[Collected data]
#####

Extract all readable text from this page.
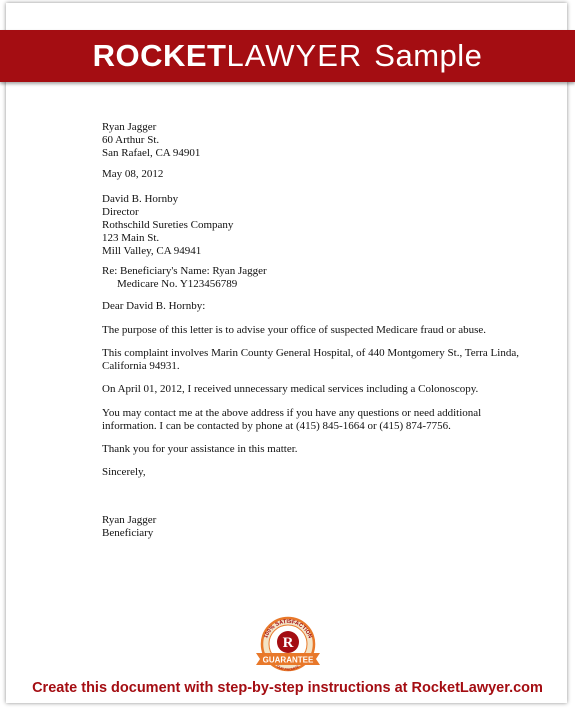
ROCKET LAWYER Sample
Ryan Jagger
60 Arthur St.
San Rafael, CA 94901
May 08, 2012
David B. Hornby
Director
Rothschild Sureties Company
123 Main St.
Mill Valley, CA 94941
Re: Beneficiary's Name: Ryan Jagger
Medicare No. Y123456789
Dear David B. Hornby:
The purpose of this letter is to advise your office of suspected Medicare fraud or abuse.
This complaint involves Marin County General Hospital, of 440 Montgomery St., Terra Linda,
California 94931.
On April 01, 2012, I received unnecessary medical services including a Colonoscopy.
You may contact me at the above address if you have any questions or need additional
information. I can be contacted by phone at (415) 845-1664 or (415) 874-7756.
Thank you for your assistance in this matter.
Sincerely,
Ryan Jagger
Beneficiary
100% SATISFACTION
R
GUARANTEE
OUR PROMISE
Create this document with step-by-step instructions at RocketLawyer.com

#####

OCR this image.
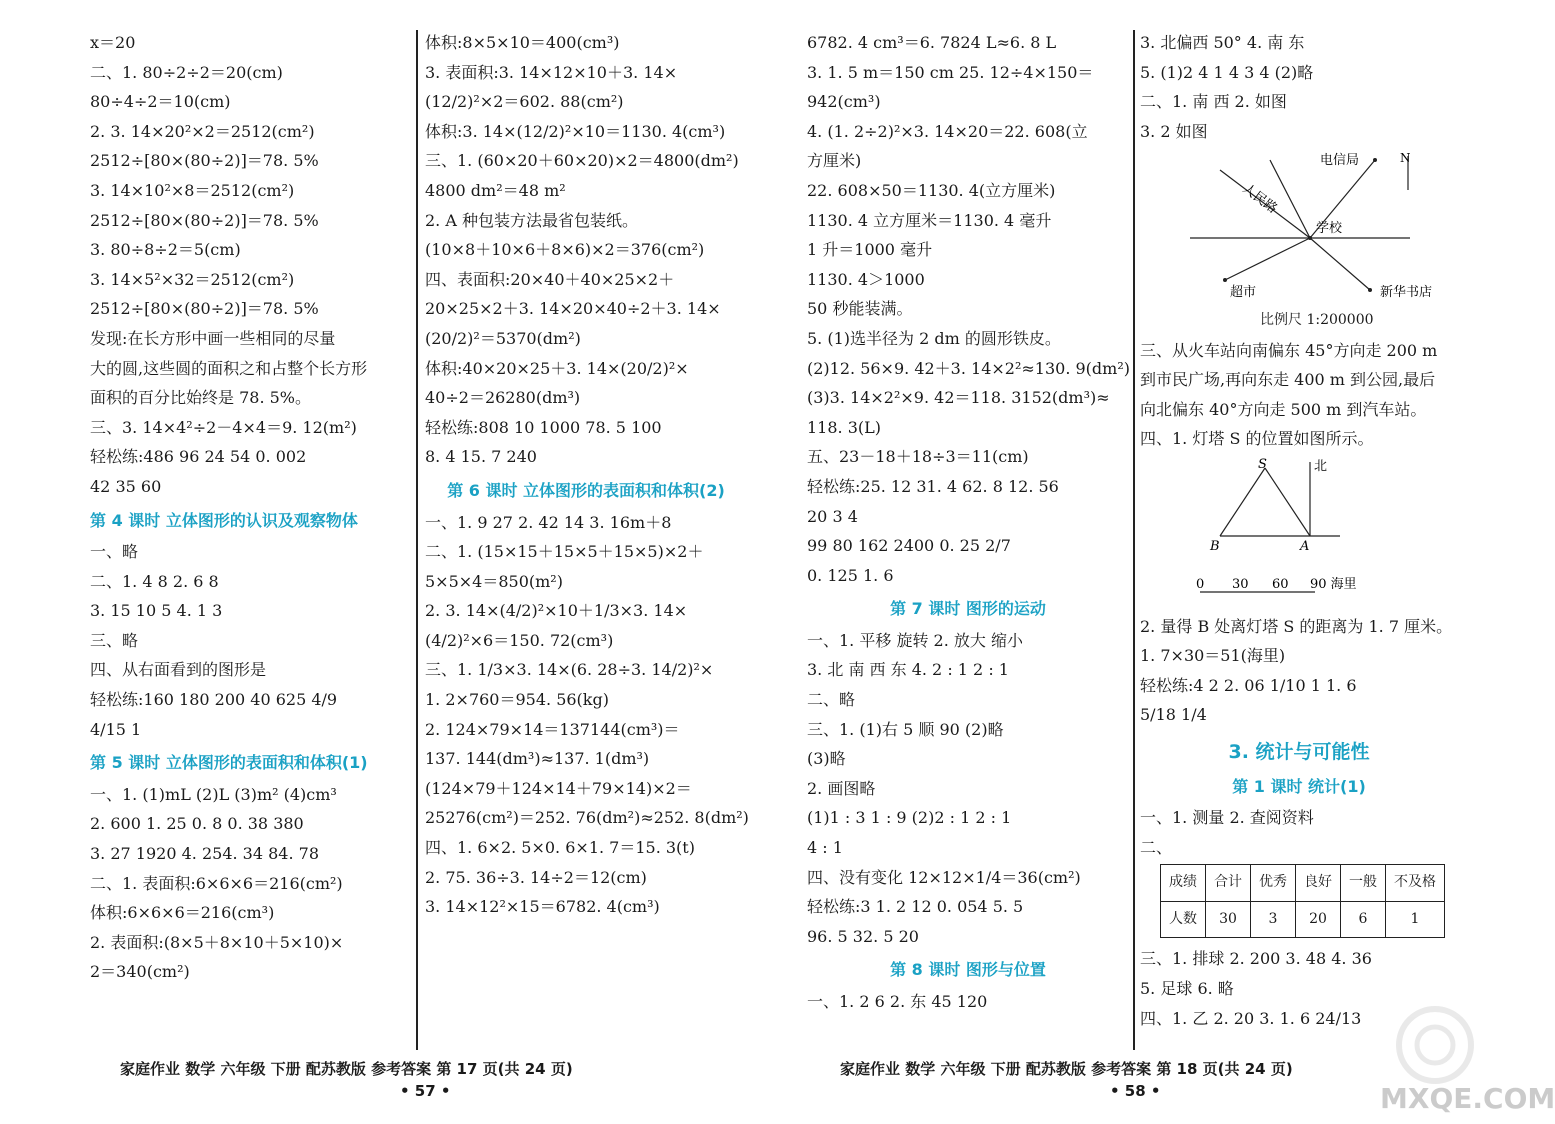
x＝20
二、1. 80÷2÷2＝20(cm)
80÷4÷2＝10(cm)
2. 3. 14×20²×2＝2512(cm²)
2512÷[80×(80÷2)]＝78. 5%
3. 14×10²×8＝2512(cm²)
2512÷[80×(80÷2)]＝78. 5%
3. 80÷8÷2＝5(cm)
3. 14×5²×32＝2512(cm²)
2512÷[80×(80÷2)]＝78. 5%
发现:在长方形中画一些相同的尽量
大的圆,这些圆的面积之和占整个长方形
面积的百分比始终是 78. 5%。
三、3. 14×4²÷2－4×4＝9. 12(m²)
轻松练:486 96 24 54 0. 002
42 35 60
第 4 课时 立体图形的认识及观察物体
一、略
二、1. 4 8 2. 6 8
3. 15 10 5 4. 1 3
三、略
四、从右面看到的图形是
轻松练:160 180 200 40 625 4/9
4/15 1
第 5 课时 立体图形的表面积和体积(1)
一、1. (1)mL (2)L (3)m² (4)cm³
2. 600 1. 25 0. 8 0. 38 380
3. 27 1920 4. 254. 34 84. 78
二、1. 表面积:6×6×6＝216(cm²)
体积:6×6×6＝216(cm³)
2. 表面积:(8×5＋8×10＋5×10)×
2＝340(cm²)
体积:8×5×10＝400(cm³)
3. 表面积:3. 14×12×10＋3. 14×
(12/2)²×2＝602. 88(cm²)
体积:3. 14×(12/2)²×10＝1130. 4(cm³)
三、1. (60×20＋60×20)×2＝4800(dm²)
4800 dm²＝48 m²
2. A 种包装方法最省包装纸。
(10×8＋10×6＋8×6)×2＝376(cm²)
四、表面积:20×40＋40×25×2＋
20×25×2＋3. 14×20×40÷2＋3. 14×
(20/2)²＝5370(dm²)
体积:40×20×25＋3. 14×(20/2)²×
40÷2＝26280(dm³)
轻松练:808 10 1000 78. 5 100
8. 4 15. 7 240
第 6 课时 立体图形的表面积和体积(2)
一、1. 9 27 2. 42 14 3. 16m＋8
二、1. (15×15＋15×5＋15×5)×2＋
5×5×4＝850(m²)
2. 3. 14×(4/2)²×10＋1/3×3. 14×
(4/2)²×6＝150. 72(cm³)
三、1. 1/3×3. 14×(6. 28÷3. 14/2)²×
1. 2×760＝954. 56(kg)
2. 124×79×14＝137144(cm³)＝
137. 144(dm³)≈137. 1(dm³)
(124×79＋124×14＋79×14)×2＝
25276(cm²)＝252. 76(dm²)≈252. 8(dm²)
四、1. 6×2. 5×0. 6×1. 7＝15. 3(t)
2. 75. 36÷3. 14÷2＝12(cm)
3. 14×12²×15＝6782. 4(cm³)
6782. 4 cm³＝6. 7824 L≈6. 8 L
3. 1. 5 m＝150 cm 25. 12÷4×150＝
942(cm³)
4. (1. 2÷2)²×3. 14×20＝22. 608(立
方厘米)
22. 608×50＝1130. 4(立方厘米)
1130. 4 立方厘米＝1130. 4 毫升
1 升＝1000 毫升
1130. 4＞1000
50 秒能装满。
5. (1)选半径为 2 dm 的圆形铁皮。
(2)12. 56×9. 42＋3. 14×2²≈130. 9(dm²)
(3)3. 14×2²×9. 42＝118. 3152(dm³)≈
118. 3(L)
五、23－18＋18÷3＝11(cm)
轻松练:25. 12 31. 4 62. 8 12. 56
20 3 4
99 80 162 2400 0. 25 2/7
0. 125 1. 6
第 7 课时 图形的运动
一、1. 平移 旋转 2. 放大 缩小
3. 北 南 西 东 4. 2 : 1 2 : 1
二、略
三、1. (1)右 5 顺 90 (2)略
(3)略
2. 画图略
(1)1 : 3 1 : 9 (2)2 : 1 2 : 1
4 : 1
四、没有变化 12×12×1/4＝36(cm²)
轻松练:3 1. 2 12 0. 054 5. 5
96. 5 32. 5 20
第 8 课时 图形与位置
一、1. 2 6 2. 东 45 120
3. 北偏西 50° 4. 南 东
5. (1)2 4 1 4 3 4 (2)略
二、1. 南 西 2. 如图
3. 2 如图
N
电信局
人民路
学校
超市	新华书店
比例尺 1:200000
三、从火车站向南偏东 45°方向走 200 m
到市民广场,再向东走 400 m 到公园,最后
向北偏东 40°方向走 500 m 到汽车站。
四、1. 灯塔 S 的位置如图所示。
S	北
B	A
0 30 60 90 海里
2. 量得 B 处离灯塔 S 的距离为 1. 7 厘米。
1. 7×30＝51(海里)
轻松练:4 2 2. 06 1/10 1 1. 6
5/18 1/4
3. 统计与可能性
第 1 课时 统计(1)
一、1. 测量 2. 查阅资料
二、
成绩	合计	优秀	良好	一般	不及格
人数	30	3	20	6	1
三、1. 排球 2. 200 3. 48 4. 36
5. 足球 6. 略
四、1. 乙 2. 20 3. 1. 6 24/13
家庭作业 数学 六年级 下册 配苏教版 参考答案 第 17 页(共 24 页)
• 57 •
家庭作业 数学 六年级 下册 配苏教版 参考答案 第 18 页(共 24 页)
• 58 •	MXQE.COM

#####

* Written task
Determine the number of lines in the listing that contain the string "立方厘米". Write that number and nothing else.

* Response to the task
2